## start Source material

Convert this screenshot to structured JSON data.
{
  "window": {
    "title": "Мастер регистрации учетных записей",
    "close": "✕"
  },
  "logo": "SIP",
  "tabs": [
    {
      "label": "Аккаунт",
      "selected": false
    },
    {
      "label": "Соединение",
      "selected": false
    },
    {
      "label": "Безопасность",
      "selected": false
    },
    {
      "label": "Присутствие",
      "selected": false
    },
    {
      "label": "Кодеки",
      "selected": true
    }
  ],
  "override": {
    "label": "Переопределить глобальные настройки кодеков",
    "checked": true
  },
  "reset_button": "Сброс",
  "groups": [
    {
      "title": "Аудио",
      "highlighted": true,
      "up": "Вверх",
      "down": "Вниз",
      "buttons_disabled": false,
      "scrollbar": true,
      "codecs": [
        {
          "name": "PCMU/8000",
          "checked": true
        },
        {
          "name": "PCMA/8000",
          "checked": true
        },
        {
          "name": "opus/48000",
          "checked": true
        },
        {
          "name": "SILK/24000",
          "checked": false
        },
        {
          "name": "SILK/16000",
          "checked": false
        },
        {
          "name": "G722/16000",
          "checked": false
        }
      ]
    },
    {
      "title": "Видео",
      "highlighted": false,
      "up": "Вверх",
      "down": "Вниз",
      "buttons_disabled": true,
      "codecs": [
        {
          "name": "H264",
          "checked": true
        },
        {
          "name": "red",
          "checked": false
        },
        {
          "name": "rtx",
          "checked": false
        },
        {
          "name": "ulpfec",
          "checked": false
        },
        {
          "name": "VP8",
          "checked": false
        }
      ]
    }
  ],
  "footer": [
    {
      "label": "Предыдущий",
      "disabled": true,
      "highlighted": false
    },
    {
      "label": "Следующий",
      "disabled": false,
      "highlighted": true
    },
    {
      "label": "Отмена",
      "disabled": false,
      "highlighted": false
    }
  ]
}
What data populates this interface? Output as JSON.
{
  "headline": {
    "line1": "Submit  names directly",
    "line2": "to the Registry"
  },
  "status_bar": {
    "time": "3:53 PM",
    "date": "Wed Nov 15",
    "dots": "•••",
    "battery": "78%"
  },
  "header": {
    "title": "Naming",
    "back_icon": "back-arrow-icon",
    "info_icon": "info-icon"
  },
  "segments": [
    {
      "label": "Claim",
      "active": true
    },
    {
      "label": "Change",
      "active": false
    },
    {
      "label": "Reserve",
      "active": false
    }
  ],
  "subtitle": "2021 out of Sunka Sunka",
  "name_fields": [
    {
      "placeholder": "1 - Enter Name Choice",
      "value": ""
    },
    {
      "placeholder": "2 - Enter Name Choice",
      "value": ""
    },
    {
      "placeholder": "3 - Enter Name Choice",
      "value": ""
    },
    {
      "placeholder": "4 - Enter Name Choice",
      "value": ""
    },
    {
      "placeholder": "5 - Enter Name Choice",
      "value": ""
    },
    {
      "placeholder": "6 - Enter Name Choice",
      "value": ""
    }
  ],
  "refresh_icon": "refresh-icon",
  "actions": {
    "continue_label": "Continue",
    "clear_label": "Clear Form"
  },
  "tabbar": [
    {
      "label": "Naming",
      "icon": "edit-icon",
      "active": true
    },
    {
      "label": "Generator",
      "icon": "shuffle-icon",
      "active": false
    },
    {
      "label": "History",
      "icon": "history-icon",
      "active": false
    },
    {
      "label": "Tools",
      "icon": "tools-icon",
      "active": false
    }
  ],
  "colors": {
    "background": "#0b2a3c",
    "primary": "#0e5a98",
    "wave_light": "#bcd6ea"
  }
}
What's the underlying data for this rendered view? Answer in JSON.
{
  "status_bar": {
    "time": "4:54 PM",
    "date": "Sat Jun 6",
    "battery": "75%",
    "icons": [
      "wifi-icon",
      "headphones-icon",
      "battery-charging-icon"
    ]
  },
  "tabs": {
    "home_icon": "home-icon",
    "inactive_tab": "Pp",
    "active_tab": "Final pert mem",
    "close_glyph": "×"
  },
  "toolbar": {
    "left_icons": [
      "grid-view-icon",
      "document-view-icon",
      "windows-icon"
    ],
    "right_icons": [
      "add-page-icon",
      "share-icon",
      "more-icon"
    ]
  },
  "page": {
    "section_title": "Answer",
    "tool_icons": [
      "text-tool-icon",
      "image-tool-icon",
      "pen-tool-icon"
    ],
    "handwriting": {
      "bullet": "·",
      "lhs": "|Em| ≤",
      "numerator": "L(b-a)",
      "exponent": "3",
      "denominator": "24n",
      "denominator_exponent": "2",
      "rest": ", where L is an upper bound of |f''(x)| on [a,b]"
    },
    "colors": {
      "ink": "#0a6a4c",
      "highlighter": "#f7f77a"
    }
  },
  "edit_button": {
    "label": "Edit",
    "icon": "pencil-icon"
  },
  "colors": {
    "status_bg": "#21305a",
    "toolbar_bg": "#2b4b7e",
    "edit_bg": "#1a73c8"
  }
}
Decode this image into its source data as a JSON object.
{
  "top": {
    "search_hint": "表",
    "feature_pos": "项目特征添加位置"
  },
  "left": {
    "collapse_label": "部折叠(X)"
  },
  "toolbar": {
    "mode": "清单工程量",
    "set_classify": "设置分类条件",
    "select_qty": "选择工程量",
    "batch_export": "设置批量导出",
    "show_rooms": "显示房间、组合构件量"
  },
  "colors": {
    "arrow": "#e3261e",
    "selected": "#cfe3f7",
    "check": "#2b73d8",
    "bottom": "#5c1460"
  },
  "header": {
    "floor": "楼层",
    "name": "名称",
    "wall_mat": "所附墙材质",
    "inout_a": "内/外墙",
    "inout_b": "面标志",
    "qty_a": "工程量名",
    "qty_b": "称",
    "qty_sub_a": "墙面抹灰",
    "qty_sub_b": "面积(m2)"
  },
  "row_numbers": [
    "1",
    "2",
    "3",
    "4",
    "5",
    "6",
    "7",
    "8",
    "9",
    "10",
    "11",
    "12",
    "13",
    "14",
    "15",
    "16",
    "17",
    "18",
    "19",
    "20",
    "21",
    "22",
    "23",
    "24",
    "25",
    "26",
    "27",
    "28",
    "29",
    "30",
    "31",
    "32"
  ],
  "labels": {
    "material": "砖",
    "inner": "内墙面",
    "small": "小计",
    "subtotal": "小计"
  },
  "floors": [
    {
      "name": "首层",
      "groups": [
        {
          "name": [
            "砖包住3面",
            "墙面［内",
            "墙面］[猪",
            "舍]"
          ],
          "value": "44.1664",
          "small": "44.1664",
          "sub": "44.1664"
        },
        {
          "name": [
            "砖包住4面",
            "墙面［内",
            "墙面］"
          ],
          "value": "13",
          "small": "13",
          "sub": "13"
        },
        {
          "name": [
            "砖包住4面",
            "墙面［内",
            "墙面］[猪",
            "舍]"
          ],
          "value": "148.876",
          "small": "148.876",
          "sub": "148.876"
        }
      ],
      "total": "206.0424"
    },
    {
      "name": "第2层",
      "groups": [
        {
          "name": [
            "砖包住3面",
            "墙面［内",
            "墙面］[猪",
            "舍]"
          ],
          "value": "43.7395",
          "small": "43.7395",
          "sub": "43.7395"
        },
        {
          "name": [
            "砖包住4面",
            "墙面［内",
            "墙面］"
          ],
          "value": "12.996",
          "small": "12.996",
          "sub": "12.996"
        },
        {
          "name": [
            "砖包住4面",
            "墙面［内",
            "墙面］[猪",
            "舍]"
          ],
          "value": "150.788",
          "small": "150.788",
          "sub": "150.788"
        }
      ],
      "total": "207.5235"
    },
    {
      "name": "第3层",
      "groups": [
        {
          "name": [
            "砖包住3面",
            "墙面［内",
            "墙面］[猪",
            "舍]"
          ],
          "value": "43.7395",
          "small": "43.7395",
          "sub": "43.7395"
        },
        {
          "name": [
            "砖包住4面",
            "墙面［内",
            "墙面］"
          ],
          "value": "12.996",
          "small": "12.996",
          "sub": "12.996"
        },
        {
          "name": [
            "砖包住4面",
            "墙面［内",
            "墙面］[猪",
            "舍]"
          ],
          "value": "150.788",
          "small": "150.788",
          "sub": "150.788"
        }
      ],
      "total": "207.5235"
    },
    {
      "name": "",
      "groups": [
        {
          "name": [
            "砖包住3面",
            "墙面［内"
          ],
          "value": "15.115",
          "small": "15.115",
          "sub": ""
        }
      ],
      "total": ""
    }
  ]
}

## end Source material

- Set exercise
Pick out the lines containing the string "arrow" and show them.

- Exercise answer
    "back_icon": "back-arrow-icon",
    "arrow": "#e3261e",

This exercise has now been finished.